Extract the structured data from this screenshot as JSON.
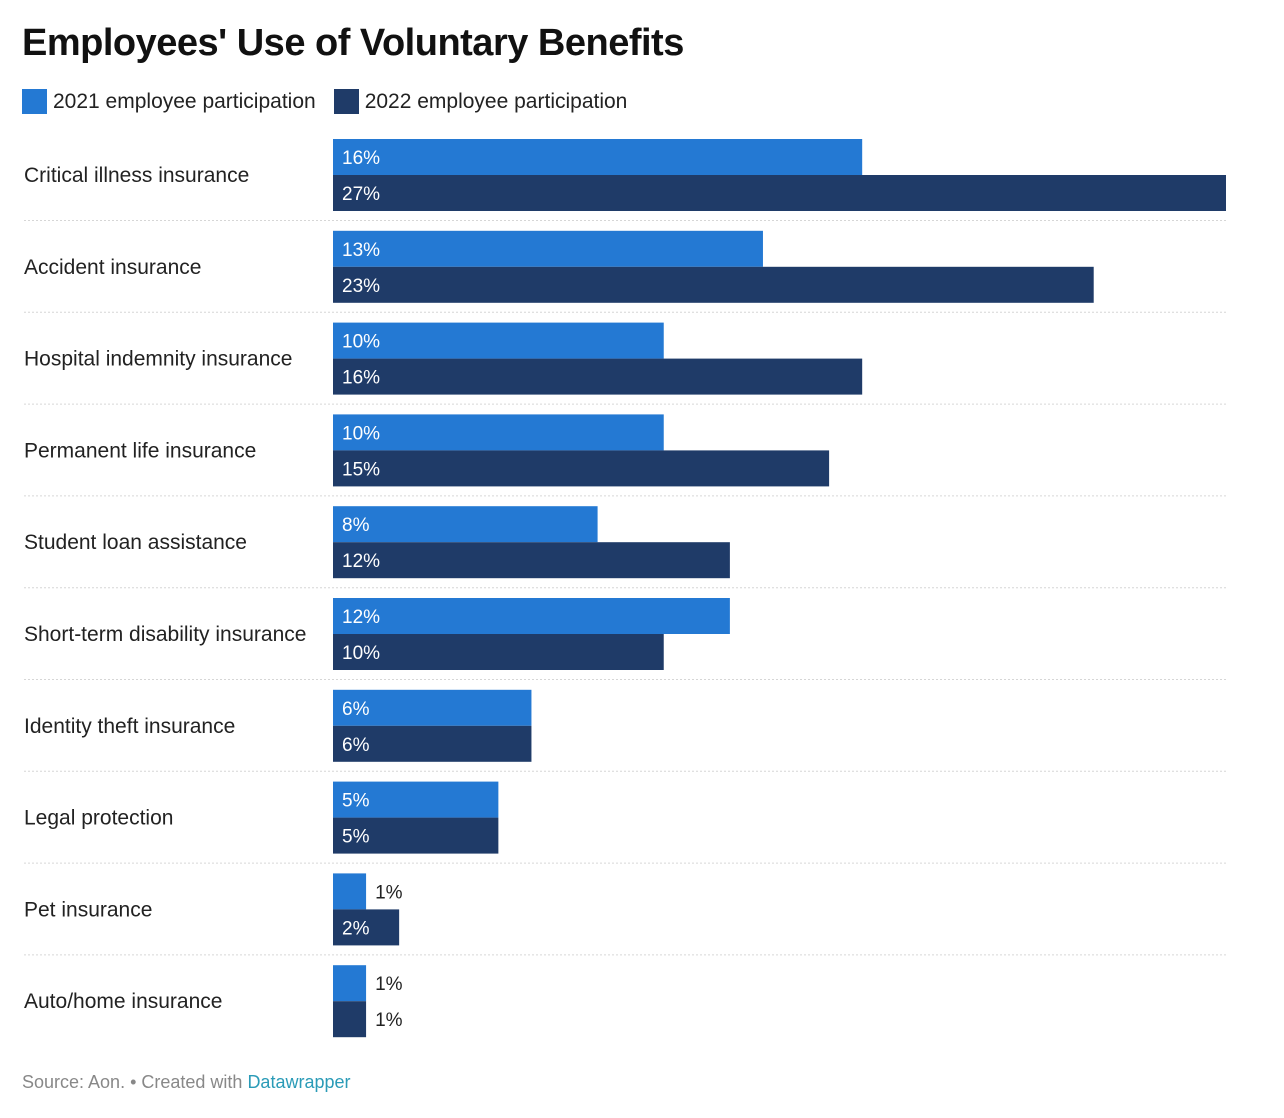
{
  "title": "Employees' Use of Voluntary Benefits",
  "footer": {
    "source": "Source: Aon.",
    "separator": " • Created with ",
    "credit": "Datawrapper"
  },
  "chart_data": {
    "type": "bar",
    "orientation": "horizontal",
    "title": "Employees' Use of Voluntary Benefits",
    "legend_position": "top-left",
    "grid": false,
    "xlim": [
      0,
      27
    ],
    "categories": [
      "Critical illness insurance",
      "Accident insurance",
      "Hospital indemnity insurance",
      "Permanent life insurance",
      "Student loan assistance",
      "Short-term disability insurance",
      "Identity theft insurance",
      "Legal protection",
      "Pet insurance",
      "Auto/home insurance"
    ],
    "series": [
      {
        "name": "2021 employee participation",
        "color": "#2479d3",
        "values": [
          16,
          13,
          10,
          10,
          8,
          12,
          6,
          5,
          1,
          1
        ]
      },
      {
        "name": "2022 employee participation",
        "color": "#1f3b68",
        "values": [
          27,
          23,
          16,
          15,
          12,
          10,
          6,
          5,
          2,
          1
        ]
      }
    ],
    "value_suffix": "%"
  }
}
___
▶ [Task prompt]
Work out how many lines in the records above hold the string "insurance", then give only that count.

▶ [Complete answer]
8